#### What you are asked to do
What lines of the data hold the string "Период"? Pull each one out.

#### Data shown
↓↓↓
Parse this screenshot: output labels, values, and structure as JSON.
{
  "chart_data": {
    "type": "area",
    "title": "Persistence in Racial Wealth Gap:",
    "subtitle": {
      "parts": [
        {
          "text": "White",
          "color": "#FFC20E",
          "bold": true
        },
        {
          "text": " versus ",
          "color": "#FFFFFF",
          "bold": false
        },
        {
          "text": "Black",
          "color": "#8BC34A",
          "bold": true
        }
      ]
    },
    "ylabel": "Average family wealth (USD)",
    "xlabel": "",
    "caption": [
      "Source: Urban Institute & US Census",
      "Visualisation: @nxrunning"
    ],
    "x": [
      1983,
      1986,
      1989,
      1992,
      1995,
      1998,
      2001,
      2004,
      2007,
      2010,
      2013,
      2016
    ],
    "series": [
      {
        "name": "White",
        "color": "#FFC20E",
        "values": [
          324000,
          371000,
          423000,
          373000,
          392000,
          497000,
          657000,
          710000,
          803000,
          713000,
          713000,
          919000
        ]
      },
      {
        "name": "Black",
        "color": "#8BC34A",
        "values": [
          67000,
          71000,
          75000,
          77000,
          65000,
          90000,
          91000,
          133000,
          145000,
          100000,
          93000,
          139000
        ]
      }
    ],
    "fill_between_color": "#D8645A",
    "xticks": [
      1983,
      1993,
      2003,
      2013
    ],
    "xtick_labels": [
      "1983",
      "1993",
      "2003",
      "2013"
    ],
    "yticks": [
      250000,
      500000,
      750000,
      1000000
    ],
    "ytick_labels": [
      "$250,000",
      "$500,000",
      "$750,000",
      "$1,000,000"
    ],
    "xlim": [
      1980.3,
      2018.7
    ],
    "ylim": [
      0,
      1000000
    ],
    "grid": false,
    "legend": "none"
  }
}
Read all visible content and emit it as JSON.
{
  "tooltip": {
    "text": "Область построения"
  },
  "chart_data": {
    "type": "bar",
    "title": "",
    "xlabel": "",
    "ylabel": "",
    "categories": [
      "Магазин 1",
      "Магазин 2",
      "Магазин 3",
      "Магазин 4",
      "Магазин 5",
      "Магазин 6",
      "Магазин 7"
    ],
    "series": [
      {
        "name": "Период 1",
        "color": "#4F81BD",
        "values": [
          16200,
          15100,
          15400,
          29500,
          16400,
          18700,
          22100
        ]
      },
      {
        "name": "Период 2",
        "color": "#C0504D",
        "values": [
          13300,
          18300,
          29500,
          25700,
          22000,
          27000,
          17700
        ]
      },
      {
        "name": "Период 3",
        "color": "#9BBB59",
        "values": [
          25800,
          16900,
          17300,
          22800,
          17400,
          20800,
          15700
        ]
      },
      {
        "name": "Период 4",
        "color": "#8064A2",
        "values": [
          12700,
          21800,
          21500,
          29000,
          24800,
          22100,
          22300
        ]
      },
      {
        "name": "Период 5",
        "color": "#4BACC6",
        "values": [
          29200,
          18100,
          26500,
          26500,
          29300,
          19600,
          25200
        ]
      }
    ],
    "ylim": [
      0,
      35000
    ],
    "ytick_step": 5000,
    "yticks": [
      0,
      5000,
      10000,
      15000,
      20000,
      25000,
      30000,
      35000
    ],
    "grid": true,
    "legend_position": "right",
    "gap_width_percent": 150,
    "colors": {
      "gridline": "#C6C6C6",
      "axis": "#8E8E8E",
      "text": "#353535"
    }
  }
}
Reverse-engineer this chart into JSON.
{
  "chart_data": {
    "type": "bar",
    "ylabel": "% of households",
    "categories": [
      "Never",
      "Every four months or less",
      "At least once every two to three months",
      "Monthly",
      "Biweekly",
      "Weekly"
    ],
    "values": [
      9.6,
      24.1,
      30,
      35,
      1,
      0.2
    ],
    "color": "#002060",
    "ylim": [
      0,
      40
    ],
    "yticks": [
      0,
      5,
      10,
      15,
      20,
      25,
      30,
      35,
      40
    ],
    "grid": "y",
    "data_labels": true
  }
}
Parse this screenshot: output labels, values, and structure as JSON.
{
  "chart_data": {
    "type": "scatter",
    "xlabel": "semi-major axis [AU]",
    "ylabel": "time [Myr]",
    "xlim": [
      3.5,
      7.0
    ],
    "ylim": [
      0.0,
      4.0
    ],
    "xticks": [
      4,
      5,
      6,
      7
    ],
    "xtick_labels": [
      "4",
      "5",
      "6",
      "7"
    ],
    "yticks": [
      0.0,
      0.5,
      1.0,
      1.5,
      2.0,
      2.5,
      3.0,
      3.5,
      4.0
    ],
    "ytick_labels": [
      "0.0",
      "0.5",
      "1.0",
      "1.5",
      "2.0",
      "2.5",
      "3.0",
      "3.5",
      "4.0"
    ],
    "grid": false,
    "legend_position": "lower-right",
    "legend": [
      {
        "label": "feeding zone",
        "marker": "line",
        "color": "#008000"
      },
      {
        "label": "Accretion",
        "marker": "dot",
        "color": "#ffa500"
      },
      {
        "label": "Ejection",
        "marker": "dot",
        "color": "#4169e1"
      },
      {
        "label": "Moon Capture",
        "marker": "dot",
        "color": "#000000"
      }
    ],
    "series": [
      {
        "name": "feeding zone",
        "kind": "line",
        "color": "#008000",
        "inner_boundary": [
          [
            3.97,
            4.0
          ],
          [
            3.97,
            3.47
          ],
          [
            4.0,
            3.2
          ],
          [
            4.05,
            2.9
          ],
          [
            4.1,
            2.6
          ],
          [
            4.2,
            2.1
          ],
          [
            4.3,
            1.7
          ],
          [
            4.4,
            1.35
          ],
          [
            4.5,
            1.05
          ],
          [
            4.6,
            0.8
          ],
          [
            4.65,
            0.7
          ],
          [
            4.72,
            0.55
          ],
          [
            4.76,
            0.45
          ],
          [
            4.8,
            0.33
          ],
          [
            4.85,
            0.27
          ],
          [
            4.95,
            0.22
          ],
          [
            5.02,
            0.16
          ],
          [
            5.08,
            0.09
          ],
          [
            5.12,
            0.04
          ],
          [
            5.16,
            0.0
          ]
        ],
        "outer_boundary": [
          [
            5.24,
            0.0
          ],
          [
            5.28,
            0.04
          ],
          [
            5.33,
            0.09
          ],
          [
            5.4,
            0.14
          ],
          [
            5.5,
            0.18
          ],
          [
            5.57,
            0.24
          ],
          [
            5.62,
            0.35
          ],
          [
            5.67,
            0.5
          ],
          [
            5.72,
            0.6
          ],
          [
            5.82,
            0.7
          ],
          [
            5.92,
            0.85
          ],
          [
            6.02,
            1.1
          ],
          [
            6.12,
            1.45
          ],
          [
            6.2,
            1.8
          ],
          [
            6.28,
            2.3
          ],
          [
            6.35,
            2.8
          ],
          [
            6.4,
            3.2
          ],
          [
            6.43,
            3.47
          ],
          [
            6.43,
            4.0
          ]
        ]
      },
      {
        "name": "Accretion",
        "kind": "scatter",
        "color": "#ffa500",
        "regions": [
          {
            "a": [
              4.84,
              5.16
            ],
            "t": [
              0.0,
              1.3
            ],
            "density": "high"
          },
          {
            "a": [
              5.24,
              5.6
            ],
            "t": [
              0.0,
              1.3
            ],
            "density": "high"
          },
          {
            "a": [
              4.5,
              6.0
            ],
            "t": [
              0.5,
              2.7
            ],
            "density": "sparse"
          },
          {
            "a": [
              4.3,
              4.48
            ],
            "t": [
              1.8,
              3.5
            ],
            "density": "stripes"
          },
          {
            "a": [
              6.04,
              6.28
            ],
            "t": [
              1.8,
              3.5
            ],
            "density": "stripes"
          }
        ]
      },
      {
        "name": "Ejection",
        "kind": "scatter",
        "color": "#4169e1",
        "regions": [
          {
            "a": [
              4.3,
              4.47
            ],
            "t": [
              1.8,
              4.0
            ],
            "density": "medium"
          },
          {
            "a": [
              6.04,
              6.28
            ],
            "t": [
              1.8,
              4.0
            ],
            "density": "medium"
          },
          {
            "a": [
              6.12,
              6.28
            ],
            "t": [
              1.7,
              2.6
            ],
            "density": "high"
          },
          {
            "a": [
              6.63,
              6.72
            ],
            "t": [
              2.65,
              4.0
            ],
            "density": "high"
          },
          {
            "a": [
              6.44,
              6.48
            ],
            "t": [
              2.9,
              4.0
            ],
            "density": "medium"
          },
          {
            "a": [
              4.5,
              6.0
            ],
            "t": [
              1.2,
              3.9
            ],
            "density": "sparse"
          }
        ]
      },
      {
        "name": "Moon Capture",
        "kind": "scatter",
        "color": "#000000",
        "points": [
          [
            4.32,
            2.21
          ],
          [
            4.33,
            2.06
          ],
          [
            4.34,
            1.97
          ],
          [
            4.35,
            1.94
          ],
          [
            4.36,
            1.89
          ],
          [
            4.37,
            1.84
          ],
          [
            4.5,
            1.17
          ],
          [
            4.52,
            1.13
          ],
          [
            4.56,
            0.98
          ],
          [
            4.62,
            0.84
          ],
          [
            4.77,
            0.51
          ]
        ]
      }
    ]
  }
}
↑↑↑
#### Finished task
        "name": "Период 1",
        "name": "Период 2",
        "name": "Период 3",
        "name": "Период 4",
        "name": "Период 5",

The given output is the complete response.